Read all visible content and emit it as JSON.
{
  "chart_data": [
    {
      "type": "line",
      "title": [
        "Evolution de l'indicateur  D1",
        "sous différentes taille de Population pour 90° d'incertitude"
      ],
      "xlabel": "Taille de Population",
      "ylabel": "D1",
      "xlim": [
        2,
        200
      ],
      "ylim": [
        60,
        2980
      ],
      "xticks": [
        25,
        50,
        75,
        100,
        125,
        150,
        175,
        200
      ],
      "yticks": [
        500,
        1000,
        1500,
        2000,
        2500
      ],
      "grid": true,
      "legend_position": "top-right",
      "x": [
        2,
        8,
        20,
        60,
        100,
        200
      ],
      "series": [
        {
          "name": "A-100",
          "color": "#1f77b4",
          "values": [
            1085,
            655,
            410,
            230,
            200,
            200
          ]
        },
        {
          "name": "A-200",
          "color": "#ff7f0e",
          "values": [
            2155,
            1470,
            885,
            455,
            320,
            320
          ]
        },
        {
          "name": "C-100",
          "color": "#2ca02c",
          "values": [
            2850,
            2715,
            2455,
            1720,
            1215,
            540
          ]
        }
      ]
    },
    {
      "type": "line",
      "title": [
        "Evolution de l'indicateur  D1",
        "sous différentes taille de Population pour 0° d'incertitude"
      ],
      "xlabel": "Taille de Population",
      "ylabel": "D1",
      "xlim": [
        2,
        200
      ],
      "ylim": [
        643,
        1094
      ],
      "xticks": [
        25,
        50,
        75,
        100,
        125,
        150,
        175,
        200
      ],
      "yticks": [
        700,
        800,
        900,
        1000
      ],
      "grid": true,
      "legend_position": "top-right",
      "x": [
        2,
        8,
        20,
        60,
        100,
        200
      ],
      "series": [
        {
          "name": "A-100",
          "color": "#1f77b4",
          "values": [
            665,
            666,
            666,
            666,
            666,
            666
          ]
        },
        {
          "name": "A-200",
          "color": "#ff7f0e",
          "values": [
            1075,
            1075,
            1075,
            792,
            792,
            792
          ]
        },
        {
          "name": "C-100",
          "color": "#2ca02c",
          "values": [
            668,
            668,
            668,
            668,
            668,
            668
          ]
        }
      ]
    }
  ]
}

**TASK STATEMENT:**
Send back every record, precisely as written.

**REPLY:**
Read all visible content and emit it as JSON.
{
  "chart_data": [
    {
      "type": "line",
      "title": [
        "Evolution de l'indicateur  D1",
        "sous différentes taille de Population pour 90° d'incertitude"
      ],
      "xlabel": "Taille de Population",
      "ylabel": "D1",
      "xlim": [
        2,
        200
      ],
      "ylim": [
        60,
        2980
      ],
      "xticks": [
        25,
        50,
        75,
        100,
        125,
        150,
        175,
        200
      ],
      "yticks": [
        500,
        1000,
        1500,
        2000,
        2500
      ],
      "grid": true,
      "legend_position": "top-right",
      "x": [
        2,
        8,
        20,
        60,
        100,
        200
      ],
      "series": [
        {
          "name": "A-100",
          "color": "#1f77b4",
          "values": [
            1085,
            655,
            410,
            230,
            200,
            200
          ]
        },
        {
          "name": "A-200",
          "color": "#ff7f0e",
          "values": [
            2155,
            1470,
            885,
            455,
            320,
            320
          ]
        },
        {
          "name": "C-100",
          "color": "#2ca02c",
          "values": [
            2850,
            2715,
            2455,
            1720,
            1215,
            540
          ]
        }
      ]
    },
    {
      "type": "line",
      "title": [
        "Evolution de l'indicateur  D1",
        "sous différentes taille de Population pour 0° d'incertitude"
      ],
      "xlabel": "Taille de Population",
      "ylabel": "D1",
      "xlim": [
        2,
        200
      ],
      "ylim": [
        643,
        1094
      ],
      "xticks": [
        25,
        50,
        75,
        100,
        125,
        150,
        175,
        200
      ],
      "yticks": [
        700,
        800,
        900,
        1000
      ],
      "grid": true,
      "legend_position": "top-right",
      "x": [
        2,
        8,
        20,
        60,
        100,
        200
      ],
      "series": [
        {
          "name": "A-100",
          "color": "#1f77b4",
          "values": [
            665,
            666,
            666,
            666,
            666,
            666
          ]
        },
        {
          "name": "A-200",
          "color": "#ff7f0e",
          "values": [
            1075,
            1075,
            1075,
            792,
            792,
            792
          ]
        },
        {
          "name": "C-100",
          "color": "#2ca02c",
          "values": [
            668,
            668,
            668,
            668,
            668,
            668
          ]
        }
      ]
    }
  ]
}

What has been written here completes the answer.